Stored dataset items.
= = = = =
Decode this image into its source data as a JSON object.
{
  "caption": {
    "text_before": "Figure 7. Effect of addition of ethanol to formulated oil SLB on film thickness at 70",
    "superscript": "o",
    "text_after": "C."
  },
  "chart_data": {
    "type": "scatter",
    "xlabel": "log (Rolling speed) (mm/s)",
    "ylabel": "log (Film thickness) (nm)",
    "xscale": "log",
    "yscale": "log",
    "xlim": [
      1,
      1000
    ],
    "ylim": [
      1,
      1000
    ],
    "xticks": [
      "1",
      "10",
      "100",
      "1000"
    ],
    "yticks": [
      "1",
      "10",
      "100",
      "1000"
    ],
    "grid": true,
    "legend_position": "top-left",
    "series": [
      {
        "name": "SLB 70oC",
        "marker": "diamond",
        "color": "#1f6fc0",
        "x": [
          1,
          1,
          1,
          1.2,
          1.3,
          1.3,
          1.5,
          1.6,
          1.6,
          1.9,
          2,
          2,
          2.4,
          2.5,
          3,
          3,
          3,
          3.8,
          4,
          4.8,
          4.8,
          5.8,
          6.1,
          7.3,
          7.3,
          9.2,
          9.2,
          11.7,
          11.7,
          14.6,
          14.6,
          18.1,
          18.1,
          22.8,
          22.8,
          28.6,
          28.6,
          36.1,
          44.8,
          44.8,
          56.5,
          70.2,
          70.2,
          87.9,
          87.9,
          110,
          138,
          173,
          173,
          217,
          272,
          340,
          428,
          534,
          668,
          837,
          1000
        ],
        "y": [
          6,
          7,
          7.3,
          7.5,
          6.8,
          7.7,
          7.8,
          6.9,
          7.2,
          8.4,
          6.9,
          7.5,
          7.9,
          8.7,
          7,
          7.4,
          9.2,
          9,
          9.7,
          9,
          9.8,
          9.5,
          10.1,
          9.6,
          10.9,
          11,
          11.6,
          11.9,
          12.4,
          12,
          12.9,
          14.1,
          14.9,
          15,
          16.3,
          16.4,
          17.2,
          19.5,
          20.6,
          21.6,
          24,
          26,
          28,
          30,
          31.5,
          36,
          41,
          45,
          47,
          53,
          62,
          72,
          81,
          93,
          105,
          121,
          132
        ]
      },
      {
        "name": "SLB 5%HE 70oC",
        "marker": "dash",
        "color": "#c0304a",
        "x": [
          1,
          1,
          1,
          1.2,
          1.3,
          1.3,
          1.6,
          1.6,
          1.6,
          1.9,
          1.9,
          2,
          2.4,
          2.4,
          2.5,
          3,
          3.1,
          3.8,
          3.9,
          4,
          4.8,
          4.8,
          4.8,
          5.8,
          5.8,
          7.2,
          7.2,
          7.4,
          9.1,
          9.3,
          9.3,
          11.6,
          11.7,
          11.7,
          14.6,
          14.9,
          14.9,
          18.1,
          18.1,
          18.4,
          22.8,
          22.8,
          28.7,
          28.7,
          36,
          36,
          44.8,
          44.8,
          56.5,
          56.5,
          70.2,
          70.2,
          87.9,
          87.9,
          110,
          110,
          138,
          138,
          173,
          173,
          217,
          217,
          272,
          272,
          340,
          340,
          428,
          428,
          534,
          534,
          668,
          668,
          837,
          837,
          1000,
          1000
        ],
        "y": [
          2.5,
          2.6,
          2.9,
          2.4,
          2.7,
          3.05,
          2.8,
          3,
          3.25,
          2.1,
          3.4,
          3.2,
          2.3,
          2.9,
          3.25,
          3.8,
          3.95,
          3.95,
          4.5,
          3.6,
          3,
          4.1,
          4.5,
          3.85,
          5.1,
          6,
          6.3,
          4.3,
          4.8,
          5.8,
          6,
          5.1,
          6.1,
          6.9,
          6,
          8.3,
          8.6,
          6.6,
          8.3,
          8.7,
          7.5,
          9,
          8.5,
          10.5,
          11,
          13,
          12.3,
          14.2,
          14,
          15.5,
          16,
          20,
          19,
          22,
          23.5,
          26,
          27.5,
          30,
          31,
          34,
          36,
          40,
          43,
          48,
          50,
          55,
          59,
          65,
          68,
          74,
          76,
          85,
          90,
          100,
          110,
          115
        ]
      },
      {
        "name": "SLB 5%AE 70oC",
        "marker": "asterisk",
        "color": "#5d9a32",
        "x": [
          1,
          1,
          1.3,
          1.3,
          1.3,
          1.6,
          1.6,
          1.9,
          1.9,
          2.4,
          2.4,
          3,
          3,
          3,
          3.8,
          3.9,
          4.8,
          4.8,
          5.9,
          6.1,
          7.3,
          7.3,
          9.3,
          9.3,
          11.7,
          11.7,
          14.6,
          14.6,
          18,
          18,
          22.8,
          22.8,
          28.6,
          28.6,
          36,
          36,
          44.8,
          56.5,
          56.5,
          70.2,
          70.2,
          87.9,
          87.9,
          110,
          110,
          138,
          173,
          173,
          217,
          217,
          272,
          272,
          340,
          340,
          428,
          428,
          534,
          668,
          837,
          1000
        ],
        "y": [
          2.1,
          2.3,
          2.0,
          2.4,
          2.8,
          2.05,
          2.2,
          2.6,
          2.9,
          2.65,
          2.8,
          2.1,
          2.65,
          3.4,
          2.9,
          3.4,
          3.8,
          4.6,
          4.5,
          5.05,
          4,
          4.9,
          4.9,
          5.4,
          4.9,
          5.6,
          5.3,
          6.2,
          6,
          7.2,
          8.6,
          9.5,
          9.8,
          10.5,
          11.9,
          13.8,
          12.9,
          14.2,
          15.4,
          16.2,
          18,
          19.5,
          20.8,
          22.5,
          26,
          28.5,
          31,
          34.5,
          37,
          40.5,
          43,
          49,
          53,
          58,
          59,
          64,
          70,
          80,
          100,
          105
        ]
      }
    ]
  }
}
= = = = =
Set task.
Extract each line holding the string "color".

Exercise result.
        "color": "#1f6fc0",
        "color": "#c0304a",
        "color": "#5d9a32",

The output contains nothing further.